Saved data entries

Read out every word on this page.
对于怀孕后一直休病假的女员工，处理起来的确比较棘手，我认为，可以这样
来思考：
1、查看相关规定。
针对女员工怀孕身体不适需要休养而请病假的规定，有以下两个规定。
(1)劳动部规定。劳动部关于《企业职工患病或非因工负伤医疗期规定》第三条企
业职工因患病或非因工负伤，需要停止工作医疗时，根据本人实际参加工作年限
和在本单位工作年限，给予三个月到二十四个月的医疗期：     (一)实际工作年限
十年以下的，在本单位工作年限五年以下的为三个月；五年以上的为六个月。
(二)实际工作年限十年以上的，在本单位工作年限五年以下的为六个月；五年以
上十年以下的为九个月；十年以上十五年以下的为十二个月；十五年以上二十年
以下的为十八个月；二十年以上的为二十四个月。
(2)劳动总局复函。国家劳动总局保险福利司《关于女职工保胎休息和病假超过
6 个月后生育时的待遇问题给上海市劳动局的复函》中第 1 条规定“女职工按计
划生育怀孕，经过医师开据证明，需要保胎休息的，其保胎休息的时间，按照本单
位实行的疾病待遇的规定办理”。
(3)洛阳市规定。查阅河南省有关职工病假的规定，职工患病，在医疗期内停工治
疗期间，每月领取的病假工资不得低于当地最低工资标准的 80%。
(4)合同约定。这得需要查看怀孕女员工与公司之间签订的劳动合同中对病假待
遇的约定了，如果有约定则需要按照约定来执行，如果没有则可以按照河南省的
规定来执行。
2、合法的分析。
* * *
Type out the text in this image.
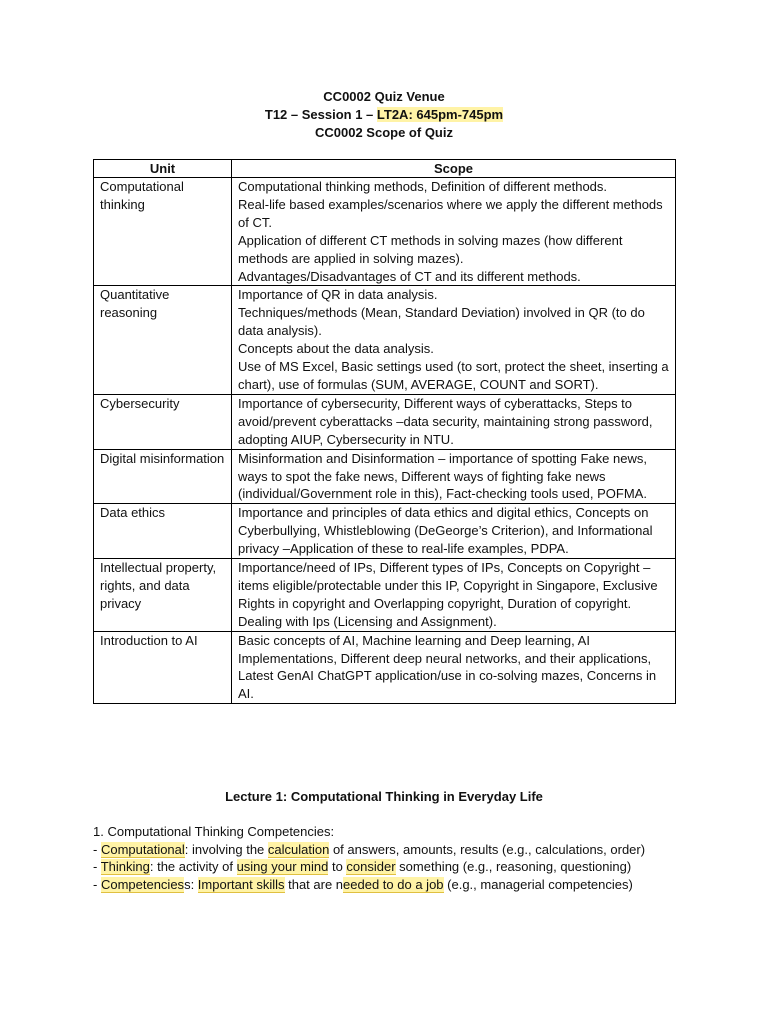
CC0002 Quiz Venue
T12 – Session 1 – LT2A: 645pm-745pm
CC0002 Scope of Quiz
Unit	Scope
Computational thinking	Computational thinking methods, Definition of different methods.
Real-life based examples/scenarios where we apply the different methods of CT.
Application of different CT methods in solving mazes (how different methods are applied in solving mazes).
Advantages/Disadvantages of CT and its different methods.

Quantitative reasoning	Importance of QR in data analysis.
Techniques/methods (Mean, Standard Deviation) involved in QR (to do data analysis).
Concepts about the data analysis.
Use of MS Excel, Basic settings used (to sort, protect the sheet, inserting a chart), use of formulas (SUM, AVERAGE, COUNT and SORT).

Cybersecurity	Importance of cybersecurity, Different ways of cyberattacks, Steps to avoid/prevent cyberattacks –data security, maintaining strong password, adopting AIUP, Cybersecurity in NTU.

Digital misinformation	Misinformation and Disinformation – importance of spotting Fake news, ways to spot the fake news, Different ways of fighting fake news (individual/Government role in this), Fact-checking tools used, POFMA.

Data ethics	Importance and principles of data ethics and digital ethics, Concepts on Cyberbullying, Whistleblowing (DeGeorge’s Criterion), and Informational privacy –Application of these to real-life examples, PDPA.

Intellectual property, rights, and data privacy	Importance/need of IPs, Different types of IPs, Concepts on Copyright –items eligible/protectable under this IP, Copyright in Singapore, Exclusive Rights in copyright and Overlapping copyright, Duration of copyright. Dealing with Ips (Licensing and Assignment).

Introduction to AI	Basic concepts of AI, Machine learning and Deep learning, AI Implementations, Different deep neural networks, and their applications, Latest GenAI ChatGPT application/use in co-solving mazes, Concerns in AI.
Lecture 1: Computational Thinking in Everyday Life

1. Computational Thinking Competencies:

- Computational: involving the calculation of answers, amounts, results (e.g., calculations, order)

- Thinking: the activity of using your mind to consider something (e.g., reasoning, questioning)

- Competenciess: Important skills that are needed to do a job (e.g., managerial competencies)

**Instructions to follow:** Above are the records; copy every line in them that holds the word "analysis".

**Exercise solution:**
Quantitative reasoning	Importance of QR in data analysis.
Techniques/methods (Mean, Standard Deviation) involved in QR (to do data analysis).
Concepts about the data analysis.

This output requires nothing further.